##### Dataset

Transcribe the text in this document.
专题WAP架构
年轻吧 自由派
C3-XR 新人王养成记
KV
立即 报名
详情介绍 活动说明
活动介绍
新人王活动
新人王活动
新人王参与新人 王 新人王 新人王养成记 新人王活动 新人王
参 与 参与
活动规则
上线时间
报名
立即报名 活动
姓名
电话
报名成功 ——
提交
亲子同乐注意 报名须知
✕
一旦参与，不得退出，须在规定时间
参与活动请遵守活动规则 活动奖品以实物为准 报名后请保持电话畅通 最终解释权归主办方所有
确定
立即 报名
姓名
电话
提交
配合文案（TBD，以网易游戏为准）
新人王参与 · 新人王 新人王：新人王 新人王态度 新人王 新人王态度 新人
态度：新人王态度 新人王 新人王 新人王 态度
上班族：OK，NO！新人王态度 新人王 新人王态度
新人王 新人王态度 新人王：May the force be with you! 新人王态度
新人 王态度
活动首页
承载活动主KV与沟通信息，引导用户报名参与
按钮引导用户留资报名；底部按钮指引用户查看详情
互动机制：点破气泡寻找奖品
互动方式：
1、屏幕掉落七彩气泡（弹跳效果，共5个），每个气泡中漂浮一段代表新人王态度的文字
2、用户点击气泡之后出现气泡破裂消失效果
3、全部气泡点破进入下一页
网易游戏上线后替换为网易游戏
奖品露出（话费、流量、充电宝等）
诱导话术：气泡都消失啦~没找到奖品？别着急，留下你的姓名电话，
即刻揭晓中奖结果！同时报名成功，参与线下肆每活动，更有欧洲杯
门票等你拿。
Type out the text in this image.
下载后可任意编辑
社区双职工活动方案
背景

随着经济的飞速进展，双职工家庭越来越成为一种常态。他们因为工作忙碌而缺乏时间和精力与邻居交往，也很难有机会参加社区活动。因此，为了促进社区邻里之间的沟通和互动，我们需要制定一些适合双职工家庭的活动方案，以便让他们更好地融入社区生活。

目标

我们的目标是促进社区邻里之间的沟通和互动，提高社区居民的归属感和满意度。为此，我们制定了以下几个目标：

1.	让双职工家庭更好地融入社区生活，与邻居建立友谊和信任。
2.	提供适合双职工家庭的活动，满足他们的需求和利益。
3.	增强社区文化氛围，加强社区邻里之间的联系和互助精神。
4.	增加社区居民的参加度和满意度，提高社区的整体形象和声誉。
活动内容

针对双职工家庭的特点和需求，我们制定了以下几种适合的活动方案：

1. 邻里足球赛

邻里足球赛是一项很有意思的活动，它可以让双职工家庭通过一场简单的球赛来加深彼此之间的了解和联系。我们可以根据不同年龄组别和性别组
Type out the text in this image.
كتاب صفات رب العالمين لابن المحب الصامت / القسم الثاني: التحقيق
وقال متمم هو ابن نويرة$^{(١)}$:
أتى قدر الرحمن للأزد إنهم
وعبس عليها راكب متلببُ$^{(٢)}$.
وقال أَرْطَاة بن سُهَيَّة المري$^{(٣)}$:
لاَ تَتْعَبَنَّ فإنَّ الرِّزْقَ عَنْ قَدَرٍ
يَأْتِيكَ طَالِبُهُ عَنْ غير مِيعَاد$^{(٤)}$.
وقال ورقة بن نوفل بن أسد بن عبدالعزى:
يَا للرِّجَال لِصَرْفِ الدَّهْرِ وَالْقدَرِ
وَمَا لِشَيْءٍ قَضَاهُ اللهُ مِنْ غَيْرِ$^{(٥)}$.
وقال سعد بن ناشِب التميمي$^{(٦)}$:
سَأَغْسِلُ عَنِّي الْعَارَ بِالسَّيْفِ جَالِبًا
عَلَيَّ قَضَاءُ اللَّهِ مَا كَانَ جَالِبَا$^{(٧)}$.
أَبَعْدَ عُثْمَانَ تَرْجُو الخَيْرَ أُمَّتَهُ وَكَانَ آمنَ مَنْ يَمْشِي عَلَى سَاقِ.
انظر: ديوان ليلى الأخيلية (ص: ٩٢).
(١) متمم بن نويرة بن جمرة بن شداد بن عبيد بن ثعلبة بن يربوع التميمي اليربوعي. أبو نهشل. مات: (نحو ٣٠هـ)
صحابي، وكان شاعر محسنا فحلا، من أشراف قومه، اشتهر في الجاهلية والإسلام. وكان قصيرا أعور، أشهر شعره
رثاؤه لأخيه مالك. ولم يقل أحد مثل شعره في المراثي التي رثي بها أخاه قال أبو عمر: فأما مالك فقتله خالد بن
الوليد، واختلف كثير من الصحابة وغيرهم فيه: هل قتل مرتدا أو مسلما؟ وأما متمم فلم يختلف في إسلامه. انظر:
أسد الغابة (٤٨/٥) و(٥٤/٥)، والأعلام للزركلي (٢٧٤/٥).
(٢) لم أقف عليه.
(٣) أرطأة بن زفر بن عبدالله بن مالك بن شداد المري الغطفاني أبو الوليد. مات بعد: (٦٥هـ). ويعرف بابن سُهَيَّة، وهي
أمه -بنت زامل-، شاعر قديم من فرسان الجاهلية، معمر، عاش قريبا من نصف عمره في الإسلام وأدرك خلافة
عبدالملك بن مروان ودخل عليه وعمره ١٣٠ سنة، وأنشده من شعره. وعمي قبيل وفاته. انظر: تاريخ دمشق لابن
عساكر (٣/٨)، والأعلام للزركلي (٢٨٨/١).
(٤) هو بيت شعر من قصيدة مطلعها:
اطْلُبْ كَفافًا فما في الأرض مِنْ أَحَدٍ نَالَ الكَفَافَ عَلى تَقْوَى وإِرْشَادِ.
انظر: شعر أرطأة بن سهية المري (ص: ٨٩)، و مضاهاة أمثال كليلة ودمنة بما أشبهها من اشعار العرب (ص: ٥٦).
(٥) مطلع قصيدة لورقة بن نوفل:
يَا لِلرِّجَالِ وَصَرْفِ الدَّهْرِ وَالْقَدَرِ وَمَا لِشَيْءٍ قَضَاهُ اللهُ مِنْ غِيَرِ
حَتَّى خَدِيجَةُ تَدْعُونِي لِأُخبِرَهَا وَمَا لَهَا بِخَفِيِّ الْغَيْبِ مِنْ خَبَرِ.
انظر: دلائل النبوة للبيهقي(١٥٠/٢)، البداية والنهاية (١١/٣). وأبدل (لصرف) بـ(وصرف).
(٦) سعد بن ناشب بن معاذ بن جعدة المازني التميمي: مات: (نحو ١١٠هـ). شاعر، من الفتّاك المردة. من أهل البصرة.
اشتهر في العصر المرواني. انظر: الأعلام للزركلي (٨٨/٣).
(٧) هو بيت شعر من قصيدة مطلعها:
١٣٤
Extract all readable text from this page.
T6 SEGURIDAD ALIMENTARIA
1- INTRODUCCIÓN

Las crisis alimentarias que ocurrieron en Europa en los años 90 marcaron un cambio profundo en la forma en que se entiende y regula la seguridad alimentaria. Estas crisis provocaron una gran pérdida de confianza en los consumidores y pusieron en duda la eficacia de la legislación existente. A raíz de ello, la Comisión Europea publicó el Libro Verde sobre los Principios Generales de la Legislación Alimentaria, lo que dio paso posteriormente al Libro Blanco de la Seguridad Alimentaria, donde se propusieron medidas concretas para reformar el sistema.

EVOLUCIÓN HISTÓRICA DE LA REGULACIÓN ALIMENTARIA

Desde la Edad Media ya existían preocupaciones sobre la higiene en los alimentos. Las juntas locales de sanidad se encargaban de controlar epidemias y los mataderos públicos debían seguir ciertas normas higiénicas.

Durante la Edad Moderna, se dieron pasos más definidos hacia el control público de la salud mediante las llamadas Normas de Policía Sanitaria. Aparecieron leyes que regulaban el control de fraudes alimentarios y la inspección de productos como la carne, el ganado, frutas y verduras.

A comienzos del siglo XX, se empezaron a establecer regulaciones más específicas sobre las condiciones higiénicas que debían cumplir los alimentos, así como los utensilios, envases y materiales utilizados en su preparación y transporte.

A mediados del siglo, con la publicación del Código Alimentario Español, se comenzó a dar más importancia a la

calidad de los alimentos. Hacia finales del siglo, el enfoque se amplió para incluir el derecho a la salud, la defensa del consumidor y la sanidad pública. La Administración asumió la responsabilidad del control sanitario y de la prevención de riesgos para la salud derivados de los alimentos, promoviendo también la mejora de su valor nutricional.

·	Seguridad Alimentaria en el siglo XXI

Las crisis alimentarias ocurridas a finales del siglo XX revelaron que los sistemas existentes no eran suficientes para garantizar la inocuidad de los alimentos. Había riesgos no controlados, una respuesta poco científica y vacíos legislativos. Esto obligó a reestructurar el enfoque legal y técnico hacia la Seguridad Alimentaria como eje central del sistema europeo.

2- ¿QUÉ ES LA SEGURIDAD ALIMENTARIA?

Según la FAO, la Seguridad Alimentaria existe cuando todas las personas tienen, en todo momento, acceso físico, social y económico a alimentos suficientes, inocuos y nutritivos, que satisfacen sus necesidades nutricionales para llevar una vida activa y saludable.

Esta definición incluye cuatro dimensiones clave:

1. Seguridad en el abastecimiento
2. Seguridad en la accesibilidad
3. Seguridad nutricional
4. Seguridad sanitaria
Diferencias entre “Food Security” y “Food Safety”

##########

**The exercise**
State how many lines of the records hold the string "新人王养成记", and nothing else.

**Output below**
2